(Collected data)
───

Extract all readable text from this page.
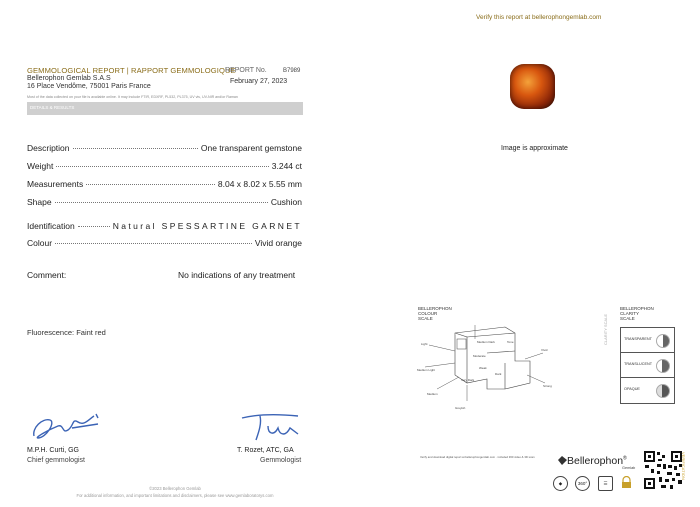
Verify this report at bellerophongemlab.com
GEMMOLOGICAL REPORT | RAPPORT GEMMOLOGIQUE
Bellerophon Gemlab S.A.S
16 Place Vendôme, 75001 Paris France
REPORT No.	B7989
February 27, 2023
Most of the data collected on your file is available online. It may include FTIR, EDXRF, PL532, PL375, UV vis, UV-NIR and/or Raman
DETAILS & RESULTS
Description	One transparent gemstone
Weight	3.244 ct
Measurements	8.04 x 8.02 x 5.55 mm
Shape	Cushion
Identification	Natural SPESSARTINE GARNET
Colour	Vivid orange
Comment:	No indications of any treatment
Fluorescence: Faint red
Image is approximate
M.P.H. Curti, GG
Chief gemmologist
T. Rozet, ATC, GA
Gemmologist
©2023 Bellerophon Gemlab
For additional information, and important limitations and disclaimers, please see www.gemlaboratorys.com
BELLEROPHON
COLOUR
SCALE
Light
Medium Light
Medium
Medium Dark
Dark
Very Dark
Tone
Greyish
Vivid
Strong
Moderate
Weak
BELLEROPHON
CLARITY
SCALE
CLARITY SCALE	TRANSPARENT
TRANSLUCENT
OPAQUE
Verify and download digital report at bellerophongemlab.com · included 360 video & 3D scan	Bellerophon®
Gemlab	VERIFICATION
◆	360°	☰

───

Given problem: Copy every line of the listing that includes the string "this".

Solution to the exercise:
Extract all readable text from this page.
Verify this report at bellerophongemlab.com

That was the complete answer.